**SHORT PROBLEM**
Pull out every line from the listing that has the word "蒋干反应如何".

**PROVIDED MATERIAL**
========================================================================
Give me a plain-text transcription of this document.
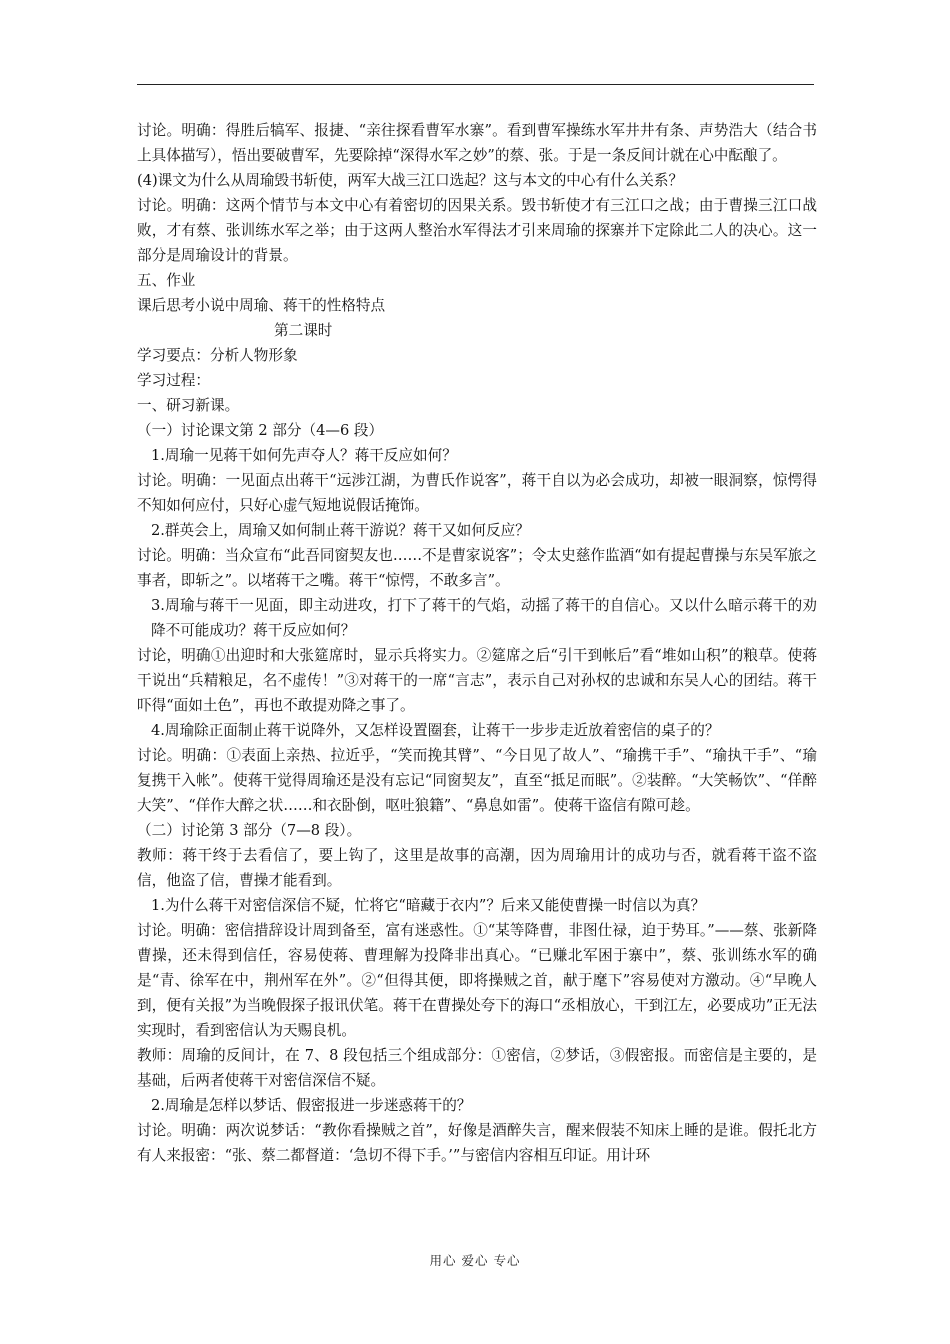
讨论。明确：得胜后犒军、报捷、“亲往探看曹军水寨”。看到曹军操练水军井井有条、声势浩大（结合书上具体描写），悟出要破曹军，先要除掉“深得水军之妙”的蔡、张。于是一条反间计就在心中酝酿了。

(4)课文为什么从周瑜毁书斩使，两军大战三江口选起？这与本文的中心有什么关系？

讨论。明确：这两个情节与本文中心有着密切的因果关系。毁书斩使才有三江口之战；由于曹操三江口战败，才有蔡、张训练水军之举；由于这两人整治水军得法才引来周瑜的探寨并下定除此二人的决心。这一部分是周瑜设计的背景。

五、作业

课后思考小说中周瑜、蒋干的性格特点

第二课时

学习要点：分析人物形象

学习过程：

一、研习新课。

（一）讨论课文第 2 部分（4—6 段）

1.周瑜一见蒋干如何先声夺人？蒋干反应如何？

讨论。明确：一见面点出蒋干“远涉江湖，为曹氏作说客”，蒋干自以为必会成功，却被一眼洞察，惊愕得不知如何应付，只好心虚气短地说假话掩饰。

2.群英会上，周瑜又如何制止蒋干游说？蒋干又如何反应？

讨论。明确：当众宣布“此吾同窗契友也……不是曹家说客”；令太史慈作监酒“如有提起曹操与东吴军旅之事者，即斩之”。以堵蒋干之嘴。蒋干“惊愕，不敢多言”。

3.周瑜与蒋干一见面，即主动进攻，打下了蒋干的气焰，动摇了蒋干的自信心。又以什么暗示蒋干的劝降不可能成功？蒋干反应如何？

讨论，明确①出迎时和大张筵席时，显示兵将实力。②筵席之后“引干到帐后”看“堆如山积”的粮草。使蒋干说出“兵精粮足，名不虚传！”③对蒋干的一席“言志”，表示自己对孙权的忠诚和东吴人心的团结。蒋干吓得“面如土色”，再也不敢提劝降之事了。

4.周瑜除正面制止蒋干说降外，又怎样设置圈套，让蒋干一步步走近放着密信的桌子的？

讨论。明确：①表面上亲热、拉近乎，“笑而挽其臂”、“今日见了故人”、“瑜携干手”、“瑜执干手”、“瑜复携干入帐”。使蒋干觉得周瑜还是没有忘记“同窗契友”，直至“抵足而眠”。②装醉。“大笑畅饮”、“佯醉大笑”、“佯作大醉之状……和衣卧倒，呕吐狼籍”、“鼻息如雷”。使蒋干盗信有隙可趁。

（二）讨论第 3 部分（7—8 段）。

教师：蒋干终于去看信了，要上钩了，这里是故事的高潮，因为周瑜用计的成功与否，就看蒋干盗不盗信，他盗了信，曹操才能看到。

1.为什么蒋干对密信深信不疑，忙将它“暗藏于衣内”？后来又能使曹操一时信以为真？

讨论。明确：密信措辞设计周到备至，富有迷惑性。①“某等降曹，非图仕禄，迫于势耳。”——蔡、张新降曹操，还未得到信任，容易使蒋、曹理解为投降非出真心。“已赚北军困于寨中”，蔡、张训练水军的确是“青、徐军在中，荆州军在外”。②“但得其便，即将操贼之首，献于麾下”容易使对方激动。④“早晚人到，便有关报”为当晚假探子报讯伏笔。蒋干在曹操处夸下的海口“丞相放心，干到江左，必要成功”正无法实现时，看到密信认为天赐良机。

教师：周瑜的反间计，在 7、8 段包括三个组成部分：①密信，②梦话，③假密报。而密信是主要的，是基础，后两者使蒋干对密信深信不疑。

2.周瑜是怎样以梦话、假密报进一步迷惑蒋干的？

讨论。明确：两次说梦话：“教你看操贼之首”，好像是酒醉失言，醒来假装不知床上睡的是谁。假托北方有人来报密：“张、蔡二都督道：‘急切不得下手。’”与密信内容相互印证。用计环

用心 爱心 专心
========================================================================
**THE OUTPUT**
1.周瑜一见蒋干如何先声夺人？蒋干反应如何？
3.周瑜与蒋干一见面，即主动进攻，打下了蒋干的气焰，动摇了蒋干的自信心。又以什么暗示蒋干的劝降不可能成功？蒋干反应如何？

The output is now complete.